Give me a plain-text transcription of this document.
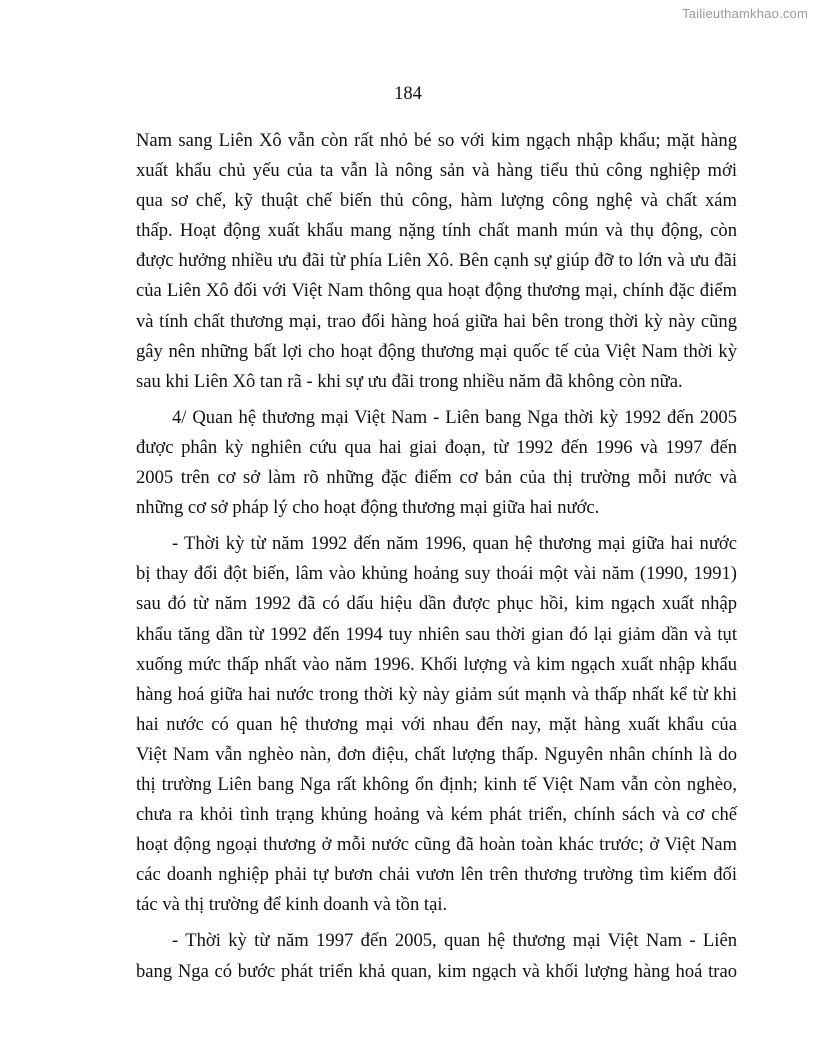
Tailieuthamkhao.com
184

Nam sang Liên Xô vẫn còn rất nhỏ bé so với kim ngạch nhập khẩu; mặt hàng
xuất khẩu chủ yếu của ta vẫn là nông sản và hàng tiểu thủ công nghiệp mới
qua sơ chế, kỹ thuật chế biến thủ công, hàm lượng công nghệ và chất xám
thấp. Hoạt động xuất khẩu mang nặng tính chất manh mún và thụ động, còn
được hưởng nhiều ưu đãi từ phía Liên Xô. Bên cạnh sự giúp đỡ to lớn và ưu đãi
của Liên Xô đối với Việt Nam thông qua hoạt động thương mại, chính đặc điểm
và tính chất thương mại, trao đổi hàng hoá giữa hai bên trong thời kỳ này cũng
gây nên những bất lợi cho hoạt động thương mại quốc tế của Việt Nam thời kỳ
sau khi Liên Xô tan rã - khi sự ưu đãi trong nhiều năm đã không còn nữa.

4/ Quan hệ thương mại Việt Nam - Liên bang Nga thời kỳ 1992 đến 2005
được phân kỳ nghiên cứu qua hai giai đoạn, từ 1992 đến 1996 và 1997 đến
2005 trên cơ sở làm rõ những đặc điểm cơ bản của thị trường mỗi nước và
những cơ sở pháp lý cho hoạt động thương mại giữa hai nước.

- Thời kỳ từ năm 1992 đến năm 1996, quan hệ thương mại giữa hai nước
bị thay đổi đột biến, lâm vào khủng hoảng suy thoái một vài năm (1990, 1991)
sau đó từ năm 1992 đã có dấu hiệu dần được phục hồi, kim ngạch xuất nhập
khẩu tăng dần từ 1992 đến 1994 tuy nhiên sau thời gian đó lại giảm dần và tụt
xuống mức thấp nhất vào năm 1996. Khối lượng và kim ngạch xuất nhập khẩu
hàng hoá giữa hai nước trong thời kỳ này giảm sút mạnh và thấp nhất kể từ khi
hai nước có quan hệ thương mại với nhau đến nay, mặt hàng xuất khẩu của
Việt Nam vẫn nghèo nàn, đơn điệu, chất lượng thấp. Nguyên nhân chính là do
thị trường Liên bang Nga rất không ổn định; kinh tế Việt Nam vẫn còn nghèo,
chưa ra khỏi tình trạng khủng hoảng và kém phát triển, chính sách và cơ chế
hoạt động ngoại thương ở mỗi nước cũng đã hoàn toàn khác trước; ở Việt Nam
các doanh nghiệp phải tự bươn chải vươn lên trên thương trường tìm kiếm đối
tác và thị trường để kinh doanh và tồn tại.

- Thời kỳ từ năm 1997 đến 2005, quan hệ thương mại Việt Nam - Liên
bang Nga có bước phát triển khả quan, kim ngạch và khối lượng hàng hoá trao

------------------------------

Short task
From the material above, gather all lines that include the string "thấp" and copy them.

Answer for the task
thấp. Hoạt động xuất khẩu mang nặng tính chất manh mún và thụ động, còn
xuống mức thấp nhất vào năm 1996. Khối lượng và kim ngạch xuất nhập khẩu
hàng hoá giữa hai nước trong thời kỳ này giảm sút mạnh và thấp nhất kể từ khi
Việt Nam vẫn nghèo nàn, đơn điệu, chất lượng thấp. Nguyên nhân chính là do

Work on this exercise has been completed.